QUOTED PASSAGE:
######

In 1906, at the age of forty, after ten years in the United States as an illustrator for leading magazines, he headed for the Southwest for the study of Indians, cowboys and animals. Under the inspiration of repeated trips to Arizona, New Mexico, as well as the Dakotas, Wyoming and other northern Rocky Mountain states, he produced many pictures owned by important collectors all over the United States and in foreign countries, including the Duke of Windsor and the late King Albert of the Belgians.

Mr. Leigh accompanied Carl Akeley to Africa in 1926 and the Carlisle-Clark expedition to Africa in 1928, each time as artist for the collection of material for the Akeley African hall in the American Museum of Natural History in New York. From 1932 to 1935 he had charge of the painting of the background in the African Hall at the time of its construction. Some of his best known work is immortalized in this hall.

With other books and articles, Leigh is the author of THE WESTERN PONY, and FRONTIERS OF ENCHANTMENT.

######

INFORMATION SHOWN:

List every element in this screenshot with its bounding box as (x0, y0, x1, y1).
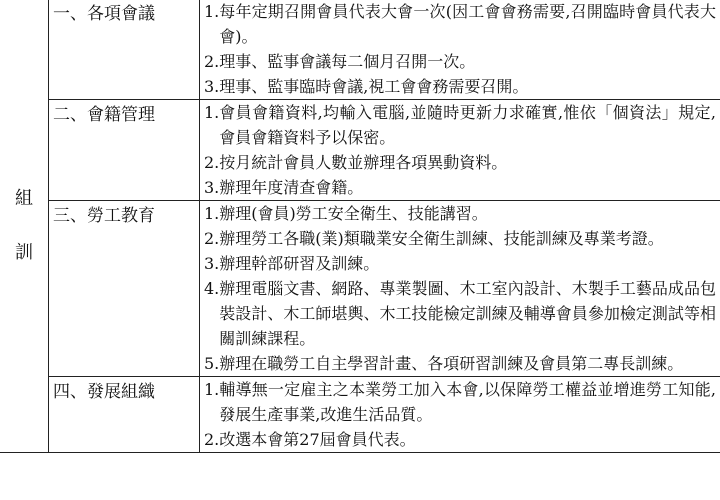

######

TASK A:
In the biography of Leigh, in what year did he go to Africa with Carl Akeley?
TASK B:
Shorten the paragraph of the Leigh biography that begins "Mr. Leigh accompanied Carl Akeley," keeping its main facts.

EXERCISE SOLUTION A:
1926

EXERCISE SOLUTION B:
Leigh went to Africa as an artist with Carl Akeley in 1926 and with the Carlisle-Clark expedition in 1928, both times collecting material for the Akeley African hall at the American Museum of Natural History in New York. From 1932 to 1935 he directed the painting of the hall's background, where some of his best-known work remains.